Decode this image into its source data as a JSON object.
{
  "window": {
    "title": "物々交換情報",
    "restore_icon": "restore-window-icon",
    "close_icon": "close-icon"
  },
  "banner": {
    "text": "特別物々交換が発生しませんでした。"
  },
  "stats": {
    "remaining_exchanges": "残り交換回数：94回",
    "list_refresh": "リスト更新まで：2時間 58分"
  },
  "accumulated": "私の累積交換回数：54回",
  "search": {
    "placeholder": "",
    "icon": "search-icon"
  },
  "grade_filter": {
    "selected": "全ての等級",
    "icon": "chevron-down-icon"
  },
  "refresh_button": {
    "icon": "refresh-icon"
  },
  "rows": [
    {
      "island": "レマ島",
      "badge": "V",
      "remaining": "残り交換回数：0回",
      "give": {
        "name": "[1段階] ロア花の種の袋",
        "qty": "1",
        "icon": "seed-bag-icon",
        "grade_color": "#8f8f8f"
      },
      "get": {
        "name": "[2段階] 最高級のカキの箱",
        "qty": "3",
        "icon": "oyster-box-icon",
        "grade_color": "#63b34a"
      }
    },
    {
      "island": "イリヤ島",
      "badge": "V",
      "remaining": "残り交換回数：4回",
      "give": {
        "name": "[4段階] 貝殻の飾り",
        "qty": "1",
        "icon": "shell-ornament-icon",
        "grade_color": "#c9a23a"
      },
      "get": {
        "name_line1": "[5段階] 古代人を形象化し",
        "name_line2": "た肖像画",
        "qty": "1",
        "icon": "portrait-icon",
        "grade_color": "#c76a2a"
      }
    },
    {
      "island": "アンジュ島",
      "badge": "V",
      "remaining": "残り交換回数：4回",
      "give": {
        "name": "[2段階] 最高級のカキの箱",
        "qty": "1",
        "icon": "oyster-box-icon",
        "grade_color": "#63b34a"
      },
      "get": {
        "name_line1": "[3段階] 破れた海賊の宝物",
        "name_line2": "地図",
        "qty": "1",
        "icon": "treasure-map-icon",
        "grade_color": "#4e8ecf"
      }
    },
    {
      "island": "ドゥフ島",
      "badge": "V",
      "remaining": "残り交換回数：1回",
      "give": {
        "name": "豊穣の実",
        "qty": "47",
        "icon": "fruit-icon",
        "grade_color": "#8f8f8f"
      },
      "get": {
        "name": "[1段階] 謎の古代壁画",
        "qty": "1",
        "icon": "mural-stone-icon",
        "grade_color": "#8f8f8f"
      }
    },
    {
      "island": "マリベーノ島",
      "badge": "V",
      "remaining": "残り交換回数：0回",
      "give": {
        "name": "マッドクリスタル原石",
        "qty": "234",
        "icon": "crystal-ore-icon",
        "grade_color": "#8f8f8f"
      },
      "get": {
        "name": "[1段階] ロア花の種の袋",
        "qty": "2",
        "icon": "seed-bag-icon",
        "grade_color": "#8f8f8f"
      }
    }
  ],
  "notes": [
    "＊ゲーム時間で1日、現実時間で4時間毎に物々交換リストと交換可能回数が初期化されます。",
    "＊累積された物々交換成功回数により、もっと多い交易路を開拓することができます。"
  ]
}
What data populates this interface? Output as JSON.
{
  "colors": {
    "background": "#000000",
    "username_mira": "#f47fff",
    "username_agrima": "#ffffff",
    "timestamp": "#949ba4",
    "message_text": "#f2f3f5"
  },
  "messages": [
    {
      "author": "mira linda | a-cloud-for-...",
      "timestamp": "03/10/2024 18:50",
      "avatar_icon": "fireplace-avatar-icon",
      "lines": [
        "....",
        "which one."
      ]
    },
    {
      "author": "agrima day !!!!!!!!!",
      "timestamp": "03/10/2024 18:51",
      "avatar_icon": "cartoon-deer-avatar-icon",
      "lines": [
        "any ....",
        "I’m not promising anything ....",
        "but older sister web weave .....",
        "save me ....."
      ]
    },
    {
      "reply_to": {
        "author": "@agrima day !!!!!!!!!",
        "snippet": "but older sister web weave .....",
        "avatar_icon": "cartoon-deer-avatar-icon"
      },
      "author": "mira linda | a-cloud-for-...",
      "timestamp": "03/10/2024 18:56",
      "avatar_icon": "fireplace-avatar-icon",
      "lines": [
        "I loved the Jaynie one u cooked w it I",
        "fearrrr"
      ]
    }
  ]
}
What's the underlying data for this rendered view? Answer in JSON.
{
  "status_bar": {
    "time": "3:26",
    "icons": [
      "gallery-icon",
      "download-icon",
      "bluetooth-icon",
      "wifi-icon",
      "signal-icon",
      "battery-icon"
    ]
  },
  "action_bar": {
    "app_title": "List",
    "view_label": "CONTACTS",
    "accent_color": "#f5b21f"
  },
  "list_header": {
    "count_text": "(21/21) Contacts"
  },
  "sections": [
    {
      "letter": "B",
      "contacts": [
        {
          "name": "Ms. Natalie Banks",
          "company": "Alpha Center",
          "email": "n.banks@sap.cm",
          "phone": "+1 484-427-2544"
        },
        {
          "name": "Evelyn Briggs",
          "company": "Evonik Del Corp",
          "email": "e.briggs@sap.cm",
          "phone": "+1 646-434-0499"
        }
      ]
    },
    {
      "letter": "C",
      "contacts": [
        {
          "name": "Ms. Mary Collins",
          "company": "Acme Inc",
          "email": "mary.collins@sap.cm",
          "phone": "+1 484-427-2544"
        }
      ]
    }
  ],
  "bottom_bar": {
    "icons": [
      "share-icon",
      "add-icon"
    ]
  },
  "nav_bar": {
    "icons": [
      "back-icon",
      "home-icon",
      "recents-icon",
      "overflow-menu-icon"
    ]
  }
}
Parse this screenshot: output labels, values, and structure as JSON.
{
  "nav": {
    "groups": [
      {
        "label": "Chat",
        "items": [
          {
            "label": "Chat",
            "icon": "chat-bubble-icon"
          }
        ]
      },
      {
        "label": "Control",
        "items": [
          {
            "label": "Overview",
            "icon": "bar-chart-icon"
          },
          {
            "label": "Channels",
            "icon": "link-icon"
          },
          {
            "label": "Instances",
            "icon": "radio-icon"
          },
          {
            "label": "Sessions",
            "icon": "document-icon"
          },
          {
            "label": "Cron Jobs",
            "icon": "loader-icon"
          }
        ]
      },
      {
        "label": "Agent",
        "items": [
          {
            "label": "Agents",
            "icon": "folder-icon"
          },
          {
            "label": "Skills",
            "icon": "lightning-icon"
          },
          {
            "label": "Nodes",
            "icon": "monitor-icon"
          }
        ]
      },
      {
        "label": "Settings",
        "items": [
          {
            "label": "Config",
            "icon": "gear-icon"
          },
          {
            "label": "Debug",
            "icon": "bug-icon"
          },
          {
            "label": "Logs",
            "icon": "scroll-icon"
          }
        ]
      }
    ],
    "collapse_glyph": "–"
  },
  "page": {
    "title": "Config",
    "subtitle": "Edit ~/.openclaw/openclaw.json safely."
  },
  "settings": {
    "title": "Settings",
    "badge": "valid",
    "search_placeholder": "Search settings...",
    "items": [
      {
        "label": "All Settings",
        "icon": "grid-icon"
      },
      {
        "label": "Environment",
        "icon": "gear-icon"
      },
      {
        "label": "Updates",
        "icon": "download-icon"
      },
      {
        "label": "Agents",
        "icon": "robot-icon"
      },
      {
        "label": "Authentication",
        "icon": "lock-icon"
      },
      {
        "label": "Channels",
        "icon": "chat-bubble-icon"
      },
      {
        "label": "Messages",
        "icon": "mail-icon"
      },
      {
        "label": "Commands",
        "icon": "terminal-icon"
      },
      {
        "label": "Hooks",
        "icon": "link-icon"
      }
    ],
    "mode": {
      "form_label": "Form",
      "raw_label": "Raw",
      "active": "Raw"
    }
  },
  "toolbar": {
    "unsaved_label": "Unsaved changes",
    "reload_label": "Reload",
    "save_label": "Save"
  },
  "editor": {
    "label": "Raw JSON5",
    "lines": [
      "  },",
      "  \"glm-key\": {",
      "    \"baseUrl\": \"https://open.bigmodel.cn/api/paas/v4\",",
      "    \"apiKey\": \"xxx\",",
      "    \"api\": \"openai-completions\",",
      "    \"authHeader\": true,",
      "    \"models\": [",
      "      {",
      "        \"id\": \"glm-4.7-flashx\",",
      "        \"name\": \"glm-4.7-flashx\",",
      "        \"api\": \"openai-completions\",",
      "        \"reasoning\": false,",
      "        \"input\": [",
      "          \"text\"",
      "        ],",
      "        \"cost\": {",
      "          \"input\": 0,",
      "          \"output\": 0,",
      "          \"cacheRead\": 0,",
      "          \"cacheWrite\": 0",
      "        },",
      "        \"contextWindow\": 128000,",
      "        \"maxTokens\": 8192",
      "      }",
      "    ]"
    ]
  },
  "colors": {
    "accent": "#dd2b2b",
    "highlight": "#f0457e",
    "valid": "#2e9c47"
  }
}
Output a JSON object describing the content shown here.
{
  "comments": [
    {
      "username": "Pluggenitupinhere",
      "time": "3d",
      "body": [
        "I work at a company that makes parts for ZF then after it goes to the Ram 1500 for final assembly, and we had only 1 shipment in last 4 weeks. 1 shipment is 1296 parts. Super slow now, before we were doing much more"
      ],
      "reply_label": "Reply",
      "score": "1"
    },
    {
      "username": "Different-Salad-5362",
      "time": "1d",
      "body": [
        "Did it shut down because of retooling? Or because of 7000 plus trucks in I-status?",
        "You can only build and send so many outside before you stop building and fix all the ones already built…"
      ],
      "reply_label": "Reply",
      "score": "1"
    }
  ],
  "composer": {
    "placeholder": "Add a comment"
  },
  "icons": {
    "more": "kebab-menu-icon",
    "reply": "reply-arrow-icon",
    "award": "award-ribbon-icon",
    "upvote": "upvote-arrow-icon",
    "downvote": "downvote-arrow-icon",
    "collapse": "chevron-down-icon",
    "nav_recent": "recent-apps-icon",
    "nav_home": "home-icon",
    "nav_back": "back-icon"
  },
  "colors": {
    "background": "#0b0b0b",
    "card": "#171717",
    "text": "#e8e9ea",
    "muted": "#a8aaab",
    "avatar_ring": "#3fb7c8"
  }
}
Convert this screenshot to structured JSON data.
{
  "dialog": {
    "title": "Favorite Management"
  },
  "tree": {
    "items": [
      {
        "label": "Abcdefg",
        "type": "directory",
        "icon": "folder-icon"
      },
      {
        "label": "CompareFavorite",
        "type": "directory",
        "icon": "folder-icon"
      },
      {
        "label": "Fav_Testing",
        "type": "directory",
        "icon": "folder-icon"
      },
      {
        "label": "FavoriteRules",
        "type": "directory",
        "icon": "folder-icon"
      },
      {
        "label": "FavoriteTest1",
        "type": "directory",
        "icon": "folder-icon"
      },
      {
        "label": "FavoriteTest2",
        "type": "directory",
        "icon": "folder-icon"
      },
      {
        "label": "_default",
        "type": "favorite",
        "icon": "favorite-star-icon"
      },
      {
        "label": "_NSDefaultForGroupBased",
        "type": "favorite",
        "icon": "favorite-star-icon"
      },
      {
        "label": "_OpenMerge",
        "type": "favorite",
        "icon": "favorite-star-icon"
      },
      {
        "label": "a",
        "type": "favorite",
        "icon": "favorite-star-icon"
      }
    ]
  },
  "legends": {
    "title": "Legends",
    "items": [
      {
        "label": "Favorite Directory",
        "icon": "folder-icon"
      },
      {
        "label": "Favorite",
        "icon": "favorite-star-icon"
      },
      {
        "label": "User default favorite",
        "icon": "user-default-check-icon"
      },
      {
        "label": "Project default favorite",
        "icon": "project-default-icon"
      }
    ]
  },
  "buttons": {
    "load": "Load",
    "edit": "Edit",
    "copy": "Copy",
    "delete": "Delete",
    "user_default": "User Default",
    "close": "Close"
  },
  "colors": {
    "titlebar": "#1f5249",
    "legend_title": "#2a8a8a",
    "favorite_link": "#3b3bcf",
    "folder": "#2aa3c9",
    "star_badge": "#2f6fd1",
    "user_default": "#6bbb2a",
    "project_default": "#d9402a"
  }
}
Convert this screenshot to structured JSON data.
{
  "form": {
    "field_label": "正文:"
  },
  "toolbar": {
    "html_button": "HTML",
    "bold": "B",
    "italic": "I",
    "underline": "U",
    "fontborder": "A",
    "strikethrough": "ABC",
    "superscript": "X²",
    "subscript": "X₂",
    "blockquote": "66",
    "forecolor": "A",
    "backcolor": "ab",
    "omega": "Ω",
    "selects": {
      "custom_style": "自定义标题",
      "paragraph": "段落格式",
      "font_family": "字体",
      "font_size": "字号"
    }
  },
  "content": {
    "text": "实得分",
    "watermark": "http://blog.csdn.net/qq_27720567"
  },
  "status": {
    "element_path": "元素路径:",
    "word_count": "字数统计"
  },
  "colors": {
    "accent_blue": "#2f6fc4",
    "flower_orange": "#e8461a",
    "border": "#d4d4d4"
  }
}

GIVEN REQUEST
Reply with only the number of lines in the entries that contain the word "What".

FULL ANSWER
2